Items from a dataset:
★ ★ ★ ★ ★ ★ ★

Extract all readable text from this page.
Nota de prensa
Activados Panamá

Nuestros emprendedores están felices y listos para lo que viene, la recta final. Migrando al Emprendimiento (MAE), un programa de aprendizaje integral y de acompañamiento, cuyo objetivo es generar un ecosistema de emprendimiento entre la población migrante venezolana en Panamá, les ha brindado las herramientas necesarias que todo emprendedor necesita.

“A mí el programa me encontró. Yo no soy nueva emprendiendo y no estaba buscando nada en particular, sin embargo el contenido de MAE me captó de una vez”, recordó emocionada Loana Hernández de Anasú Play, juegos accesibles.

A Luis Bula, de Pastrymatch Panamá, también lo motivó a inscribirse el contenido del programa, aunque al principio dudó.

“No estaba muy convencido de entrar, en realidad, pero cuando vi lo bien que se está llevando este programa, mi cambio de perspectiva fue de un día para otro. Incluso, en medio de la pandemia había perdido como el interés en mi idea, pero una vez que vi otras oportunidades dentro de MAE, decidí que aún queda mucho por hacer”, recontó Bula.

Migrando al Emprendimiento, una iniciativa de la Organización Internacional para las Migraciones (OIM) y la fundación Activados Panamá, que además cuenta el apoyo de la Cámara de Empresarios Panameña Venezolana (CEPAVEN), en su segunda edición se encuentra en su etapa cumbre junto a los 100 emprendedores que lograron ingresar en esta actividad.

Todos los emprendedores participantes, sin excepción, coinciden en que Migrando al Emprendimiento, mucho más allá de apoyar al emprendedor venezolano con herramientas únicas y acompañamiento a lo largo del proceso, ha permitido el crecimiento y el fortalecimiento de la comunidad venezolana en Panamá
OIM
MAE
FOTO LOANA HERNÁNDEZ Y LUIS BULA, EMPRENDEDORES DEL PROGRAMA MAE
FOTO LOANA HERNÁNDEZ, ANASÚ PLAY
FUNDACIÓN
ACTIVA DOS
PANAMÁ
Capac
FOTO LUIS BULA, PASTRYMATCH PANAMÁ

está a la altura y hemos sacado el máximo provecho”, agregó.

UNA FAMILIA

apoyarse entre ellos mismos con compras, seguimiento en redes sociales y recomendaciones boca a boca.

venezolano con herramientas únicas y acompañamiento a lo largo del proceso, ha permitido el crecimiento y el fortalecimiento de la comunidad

★ ★ ★ ★ ★ ★ ★

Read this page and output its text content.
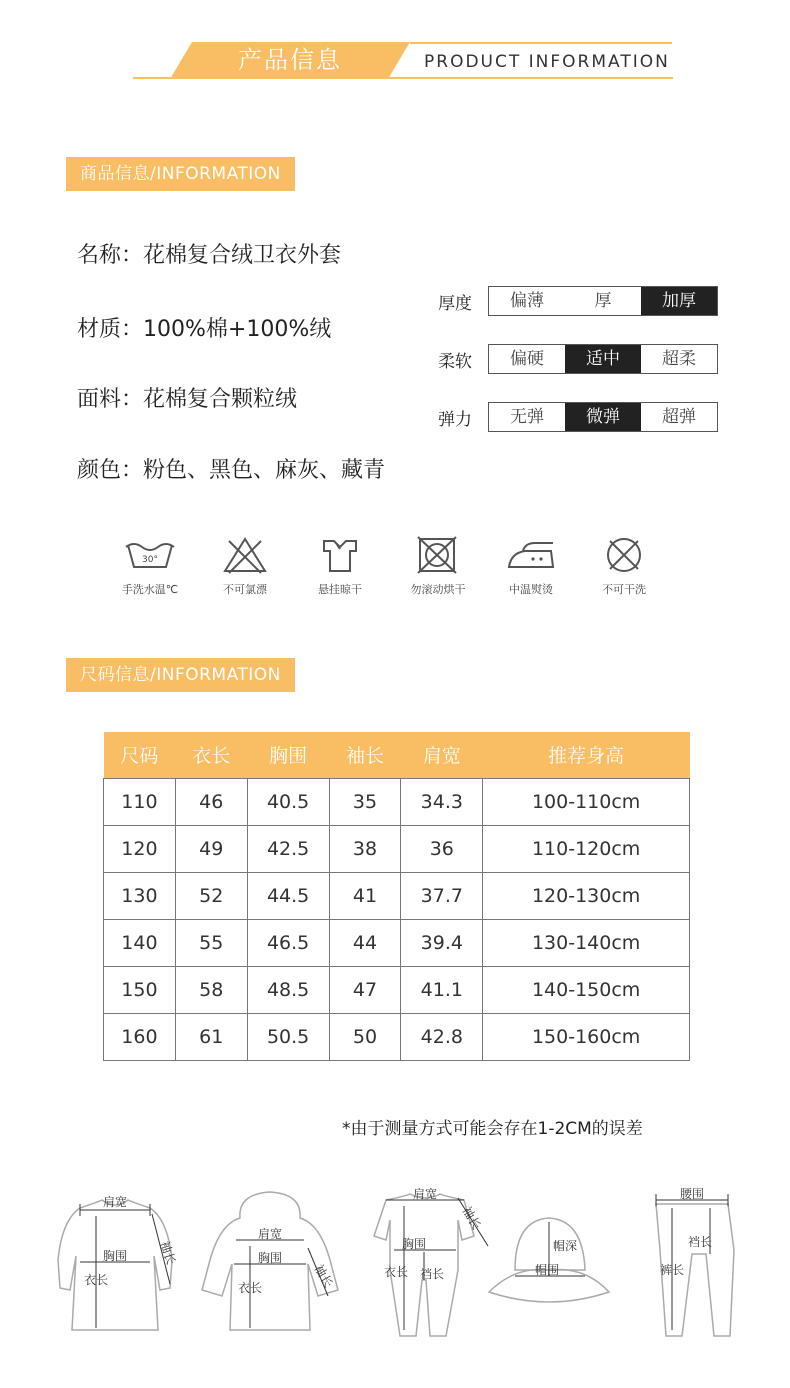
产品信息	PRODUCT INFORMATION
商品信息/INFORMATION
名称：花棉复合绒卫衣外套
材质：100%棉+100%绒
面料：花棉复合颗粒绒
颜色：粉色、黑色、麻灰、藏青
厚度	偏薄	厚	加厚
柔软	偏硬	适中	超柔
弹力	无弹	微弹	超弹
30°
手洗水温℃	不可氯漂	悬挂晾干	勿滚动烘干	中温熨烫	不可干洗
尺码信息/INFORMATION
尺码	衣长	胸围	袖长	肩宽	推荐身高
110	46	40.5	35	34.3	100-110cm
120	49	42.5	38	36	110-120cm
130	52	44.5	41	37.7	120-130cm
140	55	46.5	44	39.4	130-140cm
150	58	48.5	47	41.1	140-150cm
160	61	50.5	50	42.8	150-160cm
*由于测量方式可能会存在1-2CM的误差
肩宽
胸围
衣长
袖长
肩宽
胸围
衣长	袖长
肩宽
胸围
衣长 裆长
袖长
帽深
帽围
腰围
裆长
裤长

★ ★ ★ ★ ★ ★ ★

■ Aim:
Copy each line of the records containing the string "page".

■ Output of the exercise:
Extract all readable text from this page.
Read this page and output its text content.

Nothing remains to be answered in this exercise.